--- Problem details ---
Will you output the entries below exactly, skipping every image they contain?

━━━━━ Provided records

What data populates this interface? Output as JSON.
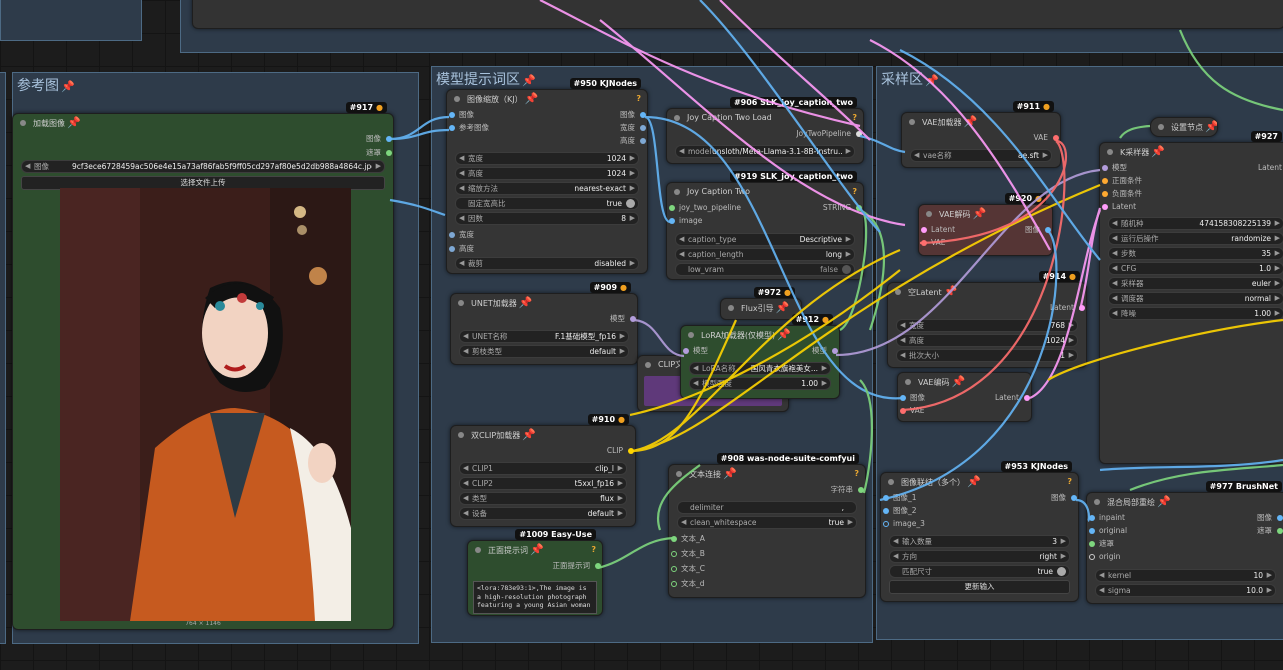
{
  "groups": {
    "reference": {
      "title": "参考图"
    },
    "prompt": {
      "title": "模型提示词区"
    },
    "sampler": {
      "title": "采样区"
    }
  },
  "nodes": {
    "load_image": {
      "badge": "#917",
      "title": "加载图像",
      "outputs": [
        "图像",
        "遮罩"
      ],
      "image_name_label": "图像",
      "image_name_value": "9cf3ece6728459ac506e4e15a73af86fab5f9ff05cd297af80e5d2db988a4864c.jpg",
      "upload_label": "选择文件上传",
      "image_size": "764 × 1146"
    },
    "image_scale": {
      "badge": "#950 KJNodes",
      "title": "图像缩放（KJ）",
      "inputs": [
        "图像",
        "参考图像"
      ],
      "outputs": [
        "图像",
        "宽度",
        "高度"
      ],
      "widgets": [
        {
          "label": "宽度",
          "value": "1024"
        },
        {
          "label": "高度",
          "value": "1024"
        },
        {
          "label": "缩放方法",
          "value": "nearest-exact"
        },
        {
          "label": "固定宽高比",
          "value": "true"
        },
        {
          "label": "因数",
          "value": "8"
        }
      ],
      "extra_inputs": [
        "宽度",
        "高度"
      ],
      "crop": {
        "label": "裁剪",
        "value": "disabled"
      }
    },
    "joy_load": {
      "badge": "#906 SLK_joy_caption_two",
      "title": "Joy Caption Two Load",
      "output": "JoyTwoPipeline",
      "model": {
        "label": "model",
        "value": "unsloth/Meta-Llama-3.1-8B-Instru..."
      }
    },
    "joy_two": {
      "badge": "#919 SLK_joy_caption_two",
      "title": "Joy Caption Two",
      "inputs": [
        "joy_two_pipeline",
        "image"
      ],
      "output": "STRING",
      "widgets": [
        {
          "label": "caption_type",
          "value": "Descriptive"
        },
        {
          "label": "caption_length",
          "value": "long"
        },
        {
          "label": "low_vram",
          "value": "false"
        }
      ]
    },
    "unet": {
      "badge": "#909",
      "title": "UNET加载器",
      "output": "模型",
      "widgets": [
        {
          "label": "UNET名称",
          "value": "F.1基础模型_fp16"
        },
        {
          "label": "剪枝类型",
          "value": "default"
        }
      ]
    },
    "flux_guide": {
      "badge": "#972",
      "title": "Flux引导"
    },
    "lora": {
      "badge": "#912",
      "title": "LoRA加载器(仅模型)",
      "input": "模型",
      "output": "模型",
      "widgets": [
        {
          "label": "LoRA名称",
          "value": "国风青衣旗袍美女..."
        },
        {
          "label": "模型强度",
          "value": "1.00"
        }
      ]
    },
    "dual_clip": {
      "badge": "#910",
      "title": "双CLIP加载器",
      "output": "CLIP",
      "widgets": [
        {
          "label": "CLIP1",
          "value": "clip_l"
        },
        {
          "label": "CLIP2",
          "value": "t5xxl_fp16"
        },
        {
          "label": "类型",
          "value": "flux"
        },
        {
          "label": "设备",
          "value": "default"
        }
      ]
    },
    "clip_hidden": {
      "title": "CLIP文"
    },
    "text_concat": {
      "badge": "#908 was-node-suite-comfyui",
      "title": "文本连接",
      "output": "字符串",
      "widgets": [
        {
          "label": "delimiter",
          "value": ","
        },
        {
          "label": "clean_whitespace",
          "value": "true"
        }
      ],
      "inputs": [
        "文本_A",
        "文本_B",
        "文本_C",
        "文本_d"
      ]
    },
    "pos_prompt": {
      "badge": "#1009 Easy-Use",
      "title": "正面提示词",
      "output": "正面提示词",
      "text": "<lora:783e93:1>,The image is a high-resolution photograph featuring a young Asian woman"
    },
    "vae_loader": {
      "badge": "#911",
      "title": "VAE加载器",
      "output": "VAE",
      "widget": {
        "label": "vae名称",
        "value": "ae.sft"
      }
    },
    "vae_decode": {
      "badge": "#920",
      "title": "VAE解码",
      "inputs": [
        "Latent",
        "VAE"
      ],
      "output": "图像"
    },
    "empty_latent": {
      "badge": "#914",
      "title": "空Latent",
      "output": "Latent",
      "widgets": [
        {
          "label": "宽度",
          "value": "768"
        },
        {
          "label": "高度",
          "value": "1024"
        },
        {
          "label": "批次大小",
          "value": "1"
        }
      ]
    },
    "vae_encode": {
      "title": "VAE编码",
      "inputs": [
        "图像",
        "VAE"
      ],
      "output": "Latent"
    },
    "set_node": {
      "title": "设置节点"
    },
    "ksampler": {
      "badge": "#927",
      "title": "K采样器",
      "inputs": [
        "模型",
        "正面条件",
        "负面条件",
        "Latent"
      ],
      "output": "Latent",
      "widgets": [
        {
          "label": "随机种",
          "value": "474158308225139"
        },
        {
          "label": "运行后操作",
          "value": "randomize"
        },
        {
          "label": "步数",
          "value": "35"
        },
        {
          "label": "CFG",
          "value": "1.0"
        },
        {
          "label": "采样器",
          "value": "euler"
        },
        {
          "label": "调度器",
          "value": "normal"
        },
        {
          "label": "降噪",
          "value": "1.00"
        }
      ]
    },
    "image_stitch": {
      "badge": "#953 KJNodes",
      "title": "图像联结（多个）",
      "output": "图像",
      "inputs": [
        "图像_1",
        "图像_2",
        "image_3"
      ],
      "widgets": [
        {
          "label": "输入数量",
          "value": "3"
        },
        {
          "label": "方向",
          "value": "right"
        },
        {
          "label": "匹配尺寸",
          "value": "true"
        }
      ],
      "button": "更新输入"
    },
    "brushnet": {
      "badge": "#977 BrushNet",
      "title": "混合局部重绘",
      "inputs": [
        "inpaint",
        "original",
        "遮罩",
        "origin"
      ],
      "outputs": [
        "图像",
        "遮罩"
      ],
      "widgets": [
        {
          "label": "kernel",
          "value": "10"
        },
        {
          "label": "sigma",
          "value": "10.0"
        }
      ]
    }
  },
  "colors": {
    "group_bg": "#2e3b4a",
    "node_bg": "#353535",
    "green_node": "#2e4d2e",
    "wire_model": "#b39ddb",
    "wire_clip": "#ffd500",
    "wire_image": "#64b5f6",
    "wire_latent": "#ff9cf9",
    "wire_vae": "#ff6e6e",
    "wire_string": "#77dd55"
  }
}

━━━━━━━━━━

--- Solution for this task ---
What data populates this interface? Output as JSON.
{
  "groups": {
    "reference": {
      "title": "参考图"
    },
    "prompt": {
      "title": "模型提示词区"
    },
    "sampler": {
      "title": "采样区"
    }
  },
  "nodes": {
    "load_image": {
      "badge": "#917",
      "title": "加载图像",
      "outputs": [
        "图像",
        "遮罩"
      ],
      "image_name_label": "图像",
      "image_name_value": "9cf3ece6728459ac506e4e15a73af86fab5f9ff05cd297af80e5d2db988a4864c.jpg",
      "upload_label": "选择文件上传",
      "image_size": "764 × 1146"
    },
    "image_scale": {
      "badge": "#950 KJNodes",
      "title": "图像缩放（KJ）",
      "inputs": [
        "图像",
        "参考图像"
      ],
      "outputs": [
        "图像",
        "宽度",
        "高度"
      ],
      "widgets": [
        {
          "label": "宽度",
          "value": "1024"
        },
        {
          "label": "高度",
          "value": "1024"
        },
        {
          "label": "缩放方法",
          "value": "nearest-exact"
        },
        {
          "label": "固定宽高比",
          "value": "true"
        },
        {
          "label": "因数",
          "value": "8"
        }
      ],
      "extra_inputs": [
        "宽度",
        "高度"
      ],
      "crop": {
        "label": "裁剪",
        "value": "disabled"
      }
    },
    "joy_load": {
      "badge": "#906 SLK_joy_caption_two",
      "title": "Joy Caption Two Load",
      "output": "JoyTwoPipeline",
      "model": {
        "label": "model",
        "value": "unsloth/Meta-Llama-3.1-8B-Instru..."
      }
    },
    "joy_two": {
      "badge": "#919 SLK_joy_caption_two",
      "title": "Joy Caption Two",
      "inputs": [
        "joy_two_pipeline",
        "image"
      ],
      "output": "STRING",
      "widgets": [
        {
          "label": "caption_type",
          "value": "Descriptive"
        },
        {
          "label": "caption_length",
          "value": "long"
        },
        {
          "label": "low_vram",
          "value": "false"
        }
      ]
    },
    "unet": {
      "badge": "#909",
      "title": "UNET加载器",
      "output": "模型",
      "widgets": [
        {
          "label": "UNET名称",
          "value": "F.1基础模型_fp16"
        },
        {
          "label": "剪枝类型",
          "value": "default"
        }
      ]
    },
    "flux_guide": {
      "badge": "#972",
      "title": "Flux引导"
    },
    "lora": {
      "badge": "#912",
      "title": "LoRA加载器(仅模型)",
      "input": "模型",
      "output": "模型",
      "widgets": [
        {
          "label": "LoRA名称",
          "value": "国风青衣旗袍美女..."
        },
        {
          "label": "模型强度",
          "value": "1.00"
        }
      ]
    },
    "dual_clip": {
      "badge": "#910",
      "title": "双CLIP加载器",
      "output": "CLIP",
      "widgets": [
        {
          "label": "CLIP1",
          "value": "clip_l"
        },
        {
          "label": "CLIP2",
          "value": "t5xxl_fp16"
        },
        {
          "label": "类型",
          "value": "flux"
        },
        {
          "label": "设备",
          "value": "default"
        }
      ]
    },
    "clip_hidden": {
      "title": "CLIP文"
    },
    "text_concat": {
      "badge": "#908 was-node-suite-comfyui",
      "title": "文本连接",
      "output": "字符串",
      "widgets": [
        {
          "label": "delimiter",
          "value": ","
        },
        {
          "label": "clean_whitespace",
          "value": "true"
        }
      ],
      "inputs": [
        "文本_A",
        "文本_B",
        "文本_C",
        "文本_d"
      ]
    },
    "pos_prompt": {
      "badge": "#1009 Easy-Use",
      "title": "正面提示词",
      "output": "正面提示词",
      "text": "<lora:783e93:1>,The image is a high-resolution photograph featuring a young Asian woman"
    },
    "vae_loader": {
      "badge": "#911",
      "title": "VAE加载器",
      "output": "VAE",
      "widget": {
        "label": "vae名称",
        "value": "ae.sft"
      }
    },
    "vae_decode": {
      "badge": "#920",
      "title": "VAE解码",
      "inputs": [
        "Latent",
        "VAE"
      ],
      "output": "图像"
    },
    "empty_latent": {
      "badge": "#914",
      "title": "空Latent",
      "output": "Latent",
      "widgets": [
        {
          "label": "宽度",
          "value": "768"
        },
        {
          "label": "高度",
          "value": "1024"
        },
        {
          "label": "批次大小",
          "value": "1"
        }
      ]
    },
    "vae_encode": {
      "title": "VAE编码",
      "inputs": [
        "图像",
        "VAE"
      ],
      "output": "Latent"
    },
    "set_node": {
      "title": "设置节点"
    },
    "ksampler": {
      "badge": "#927",
      "title": "K采样器",
      "inputs": [
        "模型",
        "正面条件",
        "负面条件",
        "Latent"
      ],
      "output": "Latent",
      "widgets": [
        {
          "label": "随机种",
          "value": "474158308225139"
        },
        {
          "label": "运行后操作",
          "value": "randomize"
        },
        {
          "label": "步数",
          "value": "35"
        },
        {
          "label": "CFG",
          "value": "1.0"
        },
        {
          "label": "采样器",
          "value": "euler"
        },
        {
          "label": "调度器",
          "value": "normal"
        },
        {
          "label": "降噪",
          "value": "1.00"
        }
      ]
    },
    "image_stitch": {
      "badge": "#953 KJNodes",
      "title": "图像联结（多个）",
      "output": "图像",
      "inputs": [
        "图像_1",
        "图像_2",
        "image_3"
      ],
      "widgets": [
        {
          "label": "输入数量",
          "value": "3"
        },
        {
          "label": "方向",
          "value": "right"
        },
        {
          "label": "匹配尺寸",
          "value": "true"
        }
      ],
      "button": "更新输入"
    },
    "brushnet": {
      "badge": "#977 BrushNet",
      "title": "混合局部重绘",
      "inputs": [
        "inpaint",
        "original",
        "遮罩",
        "origin"
      ],
      "outputs": [
        "图像",
        "遮罩"
      ],
      "widgets": [
        {
          "label": "kernel",
          "value": "10"
        },
        {
          "label": "sigma",
          "value": "10.0"
        }
      ]
    }
  },
  "colors": {
    "group_bg": "#2e3b4a",
    "node_bg": "#353535",
    "green_node": "#2e4d2e",
    "wire_model": "#b39ddb",
    "wire_clip": "#ffd500",
    "wire_image": "#64b5f6",
    "wire_latent": "#ff9cf9",
    "wire_vae": "#ff6e6e",
    "wire_string": "#77dd55"
  }
}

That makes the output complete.